What the exercise asks - Set down all of the entries word for word, omitting the images they contain.

Exercise input -
==================================================

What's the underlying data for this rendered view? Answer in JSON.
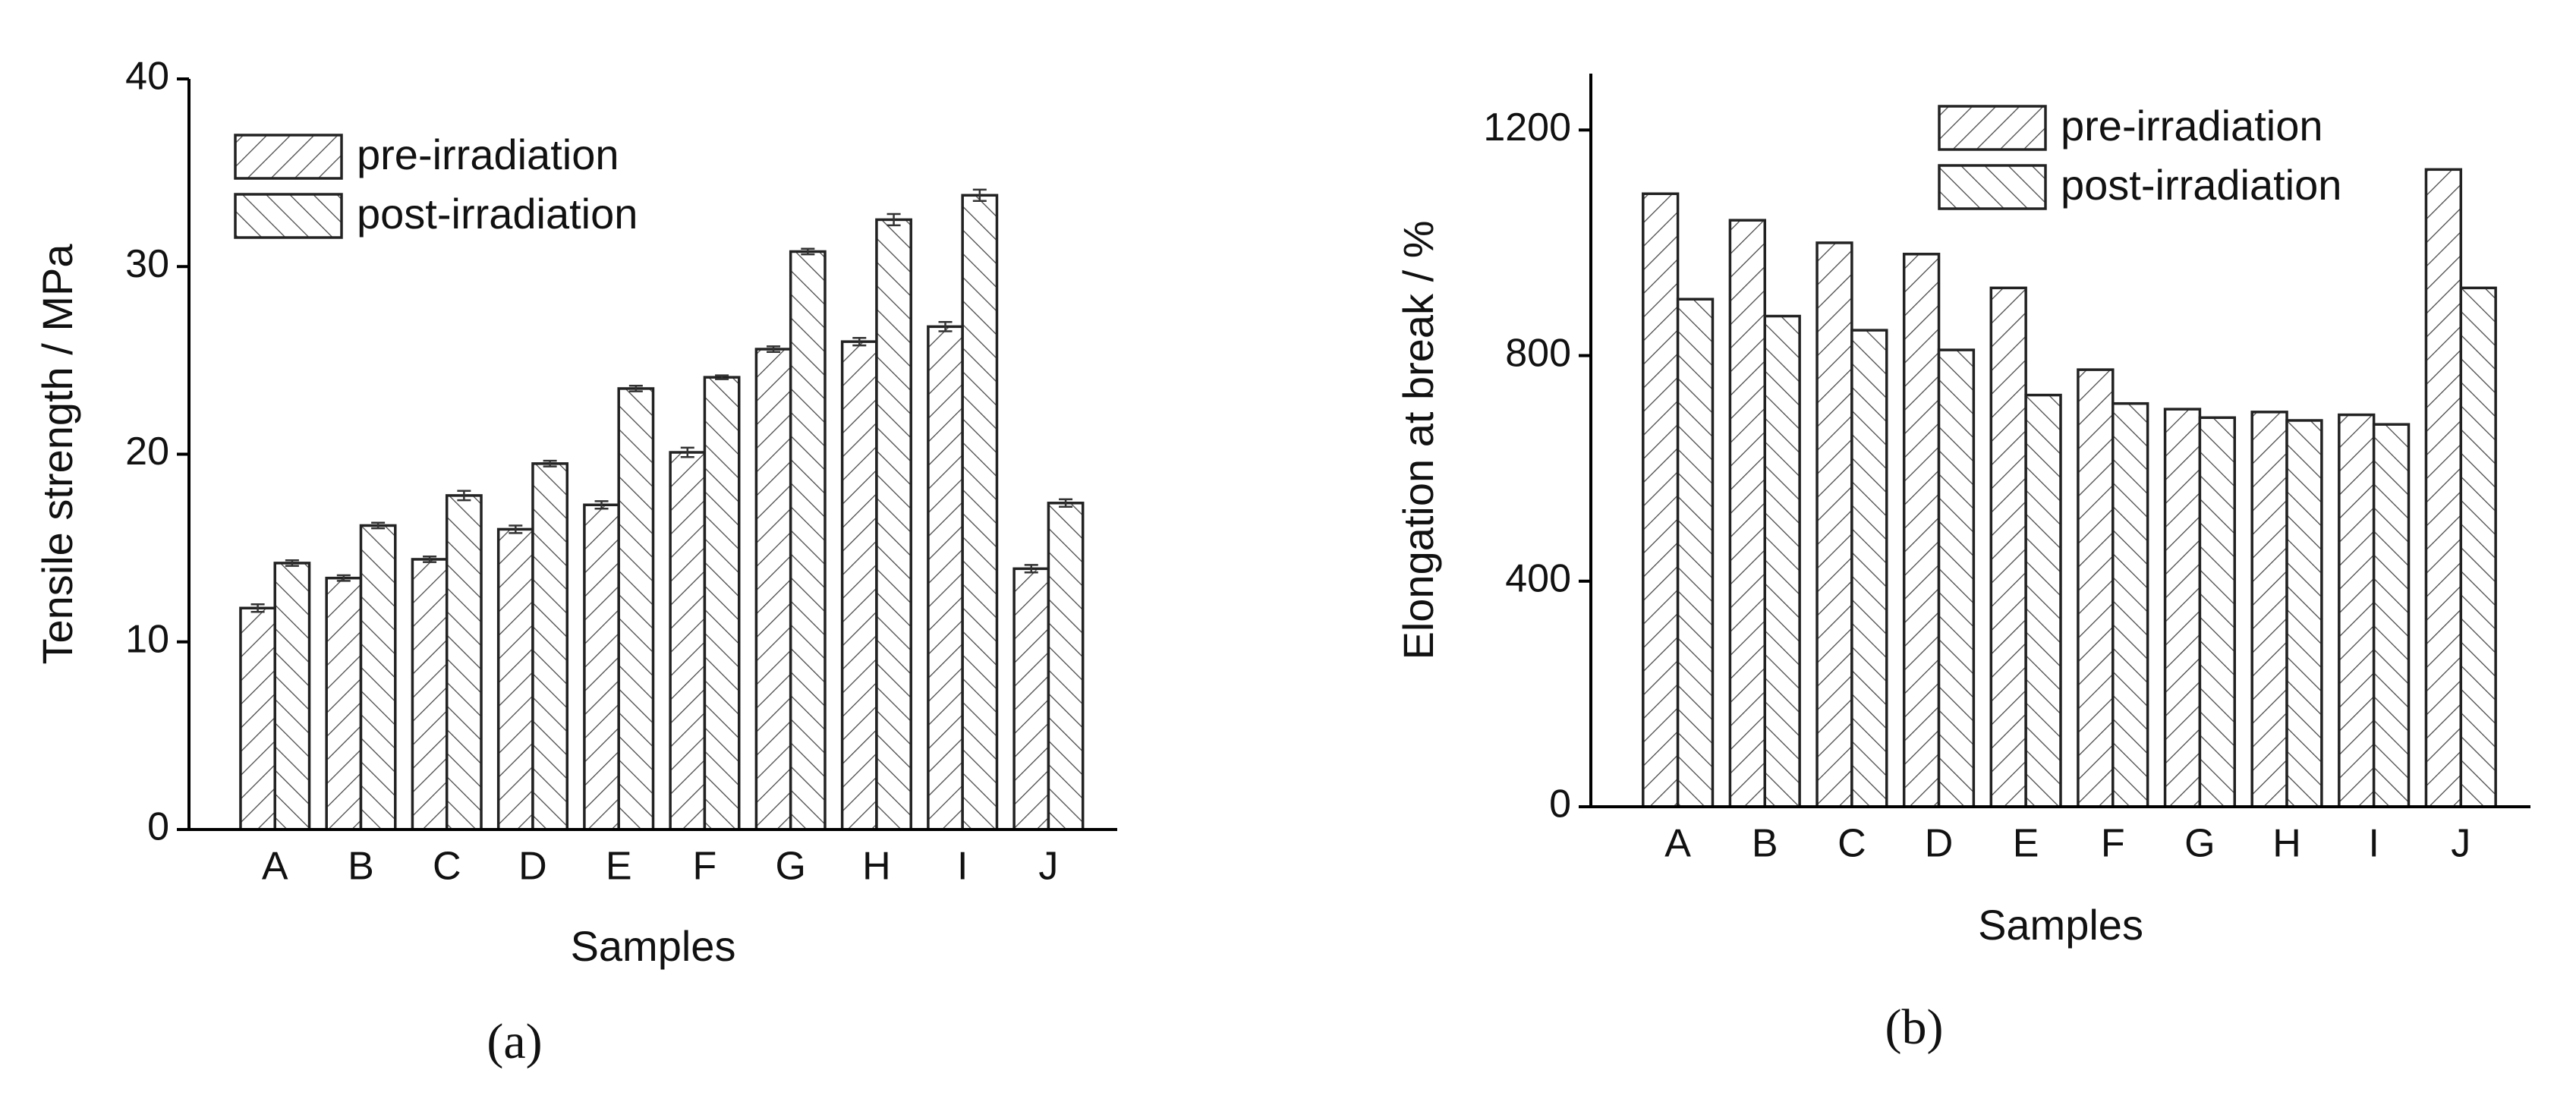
{
  "chart_data": [
    {
      "type": "bar",
      "label": "(a)",
      "x_label": "Samples",
      "y_label": "Tensile strength / MPa",
      "categories": [
        "A",
        "B",
        "C",
        "D",
        "E",
        "F",
        "G",
        "H",
        "I",
        "J"
      ],
      "series": [
        {
          "name": "pre-irradiation",
          "color": "#222222",
          "hatch": "/",
          "values": [
            11.8,
            13.4,
            14.4,
            16.0,
            17.3,
            20.1,
            25.6,
            26.0,
            26.8,
            13.9
          ],
          "errors": [
            0.2,
            0.15,
            0.15,
            0.2,
            0.2,
            0.25,
            0.15,
            0.2,
            0.25,
            0.2
          ]
        },
        {
          "name": "post-irradiation",
          "color": "#222222",
          "hatch": "\\",
          "values": [
            14.2,
            16.2,
            17.8,
            19.5,
            23.5,
            24.1,
            30.8,
            32.5,
            33.8,
            17.4
          ],
          "errors": [
            0.15,
            0.15,
            0.25,
            0.15,
            0.15,
            0.1,
            0.15,
            0.3,
            0.3,
            0.2
          ]
        }
      ],
      "ylim": [
        0,
        40
      ],
      "yticks": [
        0,
        10,
        20,
        30,
        40
      ],
      "legend": "upper left"
    },
    {
      "type": "bar",
      "label": "(b)",
      "x_label": "Samples",
      "y_label": "Elongation at break / %",
      "categories": [
        "A",
        "B",
        "C",
        "D",
        "E",
        "F",
        "G",
        "H",
        "I",
        "J"
      ],
      "series": [
        {
          "name": "pre-irradiation",
          "color": "#222222",
          "hatch": "/",
          "values": [
            1087,
            1040,
            1000,
            980,
            920,
            775,
            705,
            700,
            695,
            1130
          ]
        },
        {
          "name": "post-irradiation",
          "color": "#222222",
          "hatch": "\\",
          "values": [
            900,
            870,
            845,
            810,
            730,
            715,
            690,
            685,
            678,
            920
          ]
        }
      ],
      "ylim": [
        0,
        1300
      ],
      "yticks": [
        0,
        400,
        800,
        1200
      ],
      "legend": "upper left"
    }
  ]
}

==================================================

Answer to the exercise -
What's the underlying data for this rendered view? Answer in JSON.
{
  "chart_data": [
    {
      "type": "bar",
      "label": "(a)",
      "x_label": "Samples",
      "y_label": "Tensile strength / MPa",
      "categories": [
        "A",
        "B",
        "C",
        "D",
        "E",
        "F",
        "G",
        "H",
        "I",
        "J"
      ],
      "series": [
        {
          "name": "pre-irradiation",
          "color": "#222222",
          "hatch": "/",
          "values": [
            11.8,
            13.4,
            14.4,
            16.0,
            17.3,
            20.1,
            25.6,
            26.0,
            26.8,
            13.9
          ],
          "errors": [
            0.2,
            0.15,
            0.15,
            0.2,
            0.2,
            0.25,
            0.15,
            0.2,
            0.25,
            0.2
          ]
        },
        {
          "name": "post-irradiation",
          "color": "#222222",
          "hatch": "\\",
          "values": [
            14.2,
            16.2,
            17.8,
            19.5,
            23.5,
            24.1,
            30.8,
            32.5,
            33.8,
            17.4
          ],
          "errors": [
            0.15,
            0.15,
            0.25,
            0.15,
            0.15,
            0.1,
            0.15,
            0.3,
            0.3,
            0.2
          ]
        }
      ],
      "ylim": [
        0,
        40
      ],
      "yticks": [
        0,
        10,
        20,
        30,
        40
      ],
      "legend": "upper left"
    },
    {
      "type": "bar",
      "label": "(b)",
      "x_label": "Samples",
      "y_label": "Elongation at break / %",
      "categories": [
        "A",
        "B",
        "C",
        "D",
        "E",
        "F",
        "G",
        "H",
        "I",
        "J"
      ],
      "series": [
        {
          "name": "pre-irradiation",
          "color": "#222222",
          "hatch": "/",
          "values": [
            1087,
            1040,
            1000,
            980,
            920,
            775,
            705,
            700,
            695,
            1130
          ]
        },
        {
          "name": "post-irradiation",
          "color": "#222222",
          "hatch": "\\",
          "values": [
            900,
            870,
            845,
            810,
            730,
            715,
            690,
            685,
            678,
            920
          ]
        }
      ],
      "ylim": [
        0,
        1300
      ],
      "yticks": [
        0,
        400,
        800,
        1200
      ],
      "legend": "upper left"
    }
  ]
}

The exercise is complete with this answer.